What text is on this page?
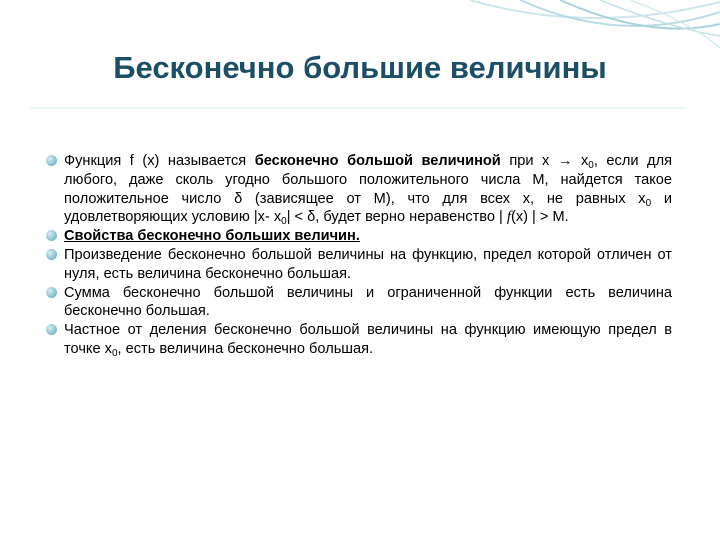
Бесконечно большие величины
Функция f (x) называется бесконечно большой величиной при $x \to x_0$, если для любого, даже сколь угодно большого положительного числа M, найдется такое положительное число δ (зависящее от M), что для всех x, не равных $x_0$ и удовлетворяющих условию |x- $x_0| < \delta$, будет верно неравенство | f(x) | > M.
Свойства бесконечно больших величин.
Произведение бесконечно большой величины на функцию, предел которой отличен от нуля, есть величина бесконечно большая.
Сумма бесконечно большой величины и ограниченной функции есть величина бесконечно большая.
Частное от деления бесконечно большой величины на функцию имеющую предел в точке $x_0$, есть величина бесконечно большая.
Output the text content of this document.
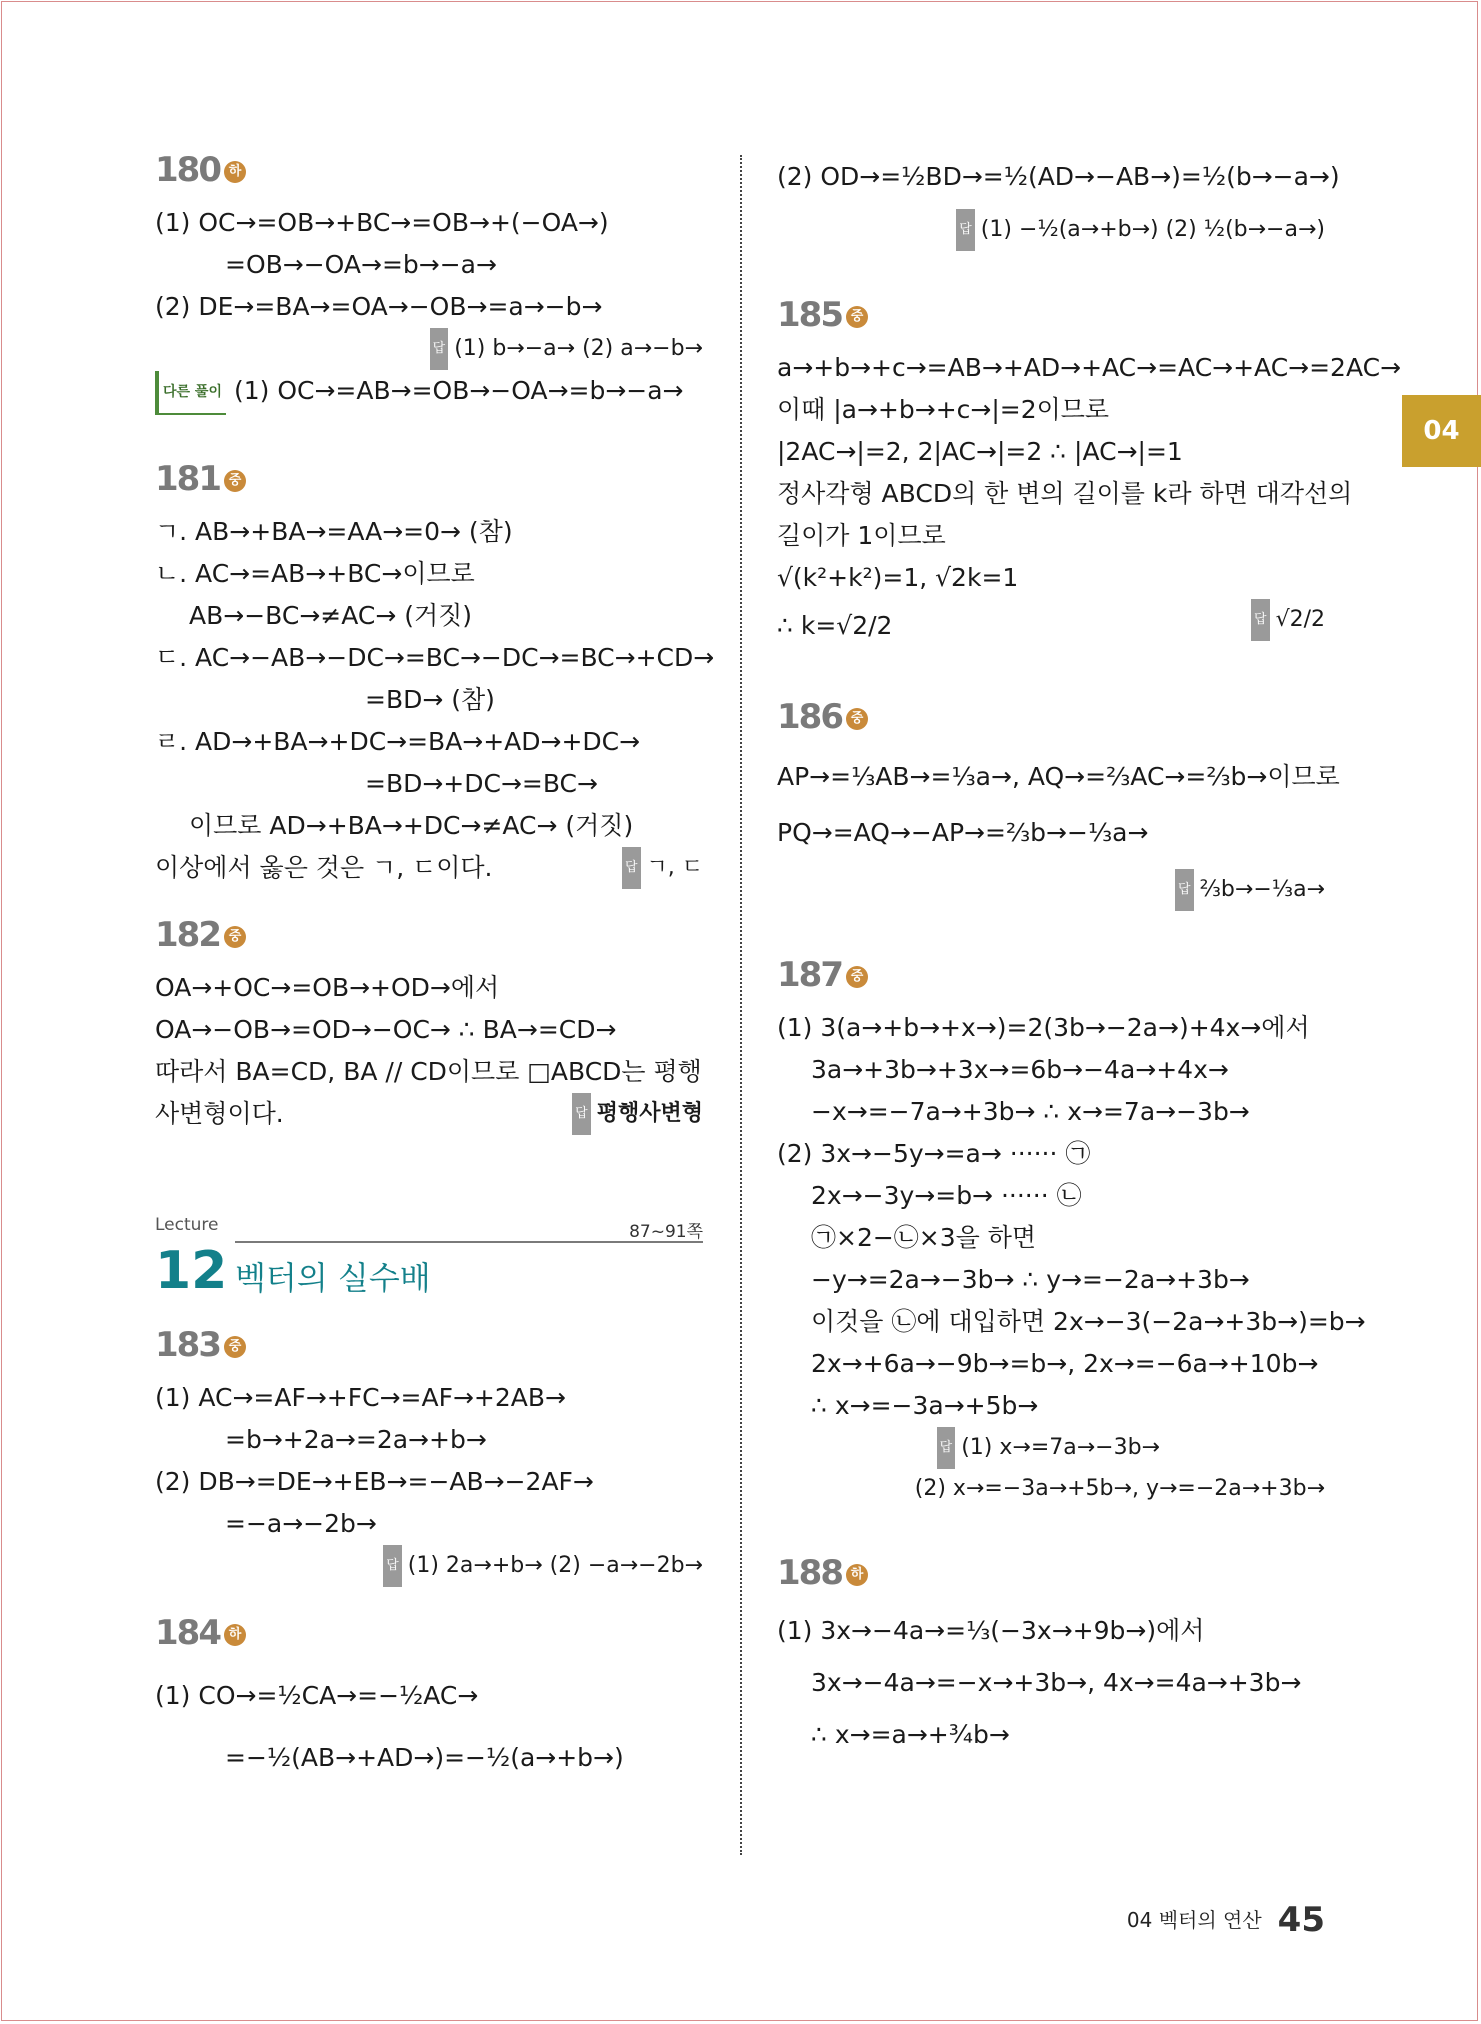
04
180 하
(1) OC→=OB→+BC→=OB→+(−OA→)
=OB→−OA→=b→−a→
(2) DE→=BA→=OA→−OB→=a→−b→
답 (1) b→−a→ (2) a→−b→
다른 풀이 (1) OC→=AB→=OB→−OA→=b→−a→
181 중
ㄱ. AB→+BA→=AA→=0→ (참)
ㄴ. AC→=AB→+BC→이므로
AB→−BC→≠AC→ (거짓)
ㄷ. AC→−AB→−DC→=BC→−DC→=BC→+CD→
=BD→ (참)
ㄹ. AD→+BA→+DC→=BA→+AD→+DC→
=BD→+DC→=BC→
이므로 AD→+BA→+DC→≠AC→ (거짓)
이상에서 옳은 것은 ㄱ, ㄷ이다.	답 ㄱ, ㄷ
182 중
OA→+OC→=OB→+OD→에서
OA→−OB→=OD→−OC→ ∴ BA→=CD→
따라서 BA=CD, BA // CD이므로 □ABCD는 평행
사변형이다.	답 평행사변형
Lecture	87~91쪽
12 벡터의 실수배
183 중
(1) AC→=AF→+FC→=AF→+2AB→
=b→+2a→=2a→+b→
(2) DB→=DE→+EB→=−AB→−2AF→
=−a→−2b→
답 (1) 2a→+b→ (2) −a→−2b→
184 하
(1) CO→=½CA→=−½AC→
=−½(AB→+AD→)=−½(a→+b→)
(2) OD→=½BD→=½(AD→−AB→)=½(b→−a→)
답 (1) −½(a→+b→) (2) ½(b→−a→)
185 중
a→+b→+c→=AB→+AD→+AC→=AC→+AC→=2AC→
이때 |a→+b→+c→|=2이므로
|2AC→|=2, 2|AC→|=2 ∴ |AC→|=1
정사각형 ABCD의 한 변의 길이를 k라 하면 대각선의
길이가 1이므로
√(k²+k²)=1, √2k=1
∴ k=√2/2	답 √2/2
186 중
AP→=⅓AB→=⅓a→, AQ→=⅔AC→=⅔b→이므로
PQ→=AQ→−AP→=⅔b→−⅓a→
답 ⅔b→−⅓a→
187 중
(1) 3(a→+b→+x→)=2(3b→−2a→)+4x→에서
3a→+3b→+3x→=6b→−4a→+4x→
−x→=−7a→+3b→ ∴ x→=7a→−3b→
(2) 3x→−5y→=a→ ······ ㉠
2x→−3y→=b→ ······ ㉡
㉠×2−㉡×3을 하면
−y→=2a→−3b→ ∴ y→=−2a→+3b→
이것을 ㉡에 대입하면 2x→−3(−2a→+3b→)=b→
2x→+6a→−9b→=b→, 2x→=−6a→+10b→
∴ x→=−3a→+5b→
답 (1) x→=7a→−3b→
(2) x→=−3a→+5b→, y→=−2a→+3b→
188 하
(1) 3x→−4a→=⅓(−3x→+9b→)에서
3x→−4a→=−x→+3b→, 4x→=4a→+3b→
∴ x→=a→+¾b→
04 벡터의 연산 45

Set exercise -> Copy every line from the records above that contains the word "есть".

Result ->
Произведение бесконечно большой величины на функцию, предел которой отличен от нуля, есть величина бесконечно большая.
Сумма бесконечно большой величины и ограниченной функции есть величина бесконечно большая.
Частное от деления бесконечно большой величины на функцию имеющую предел в точке $x_0$, есть величина бесконечно большая.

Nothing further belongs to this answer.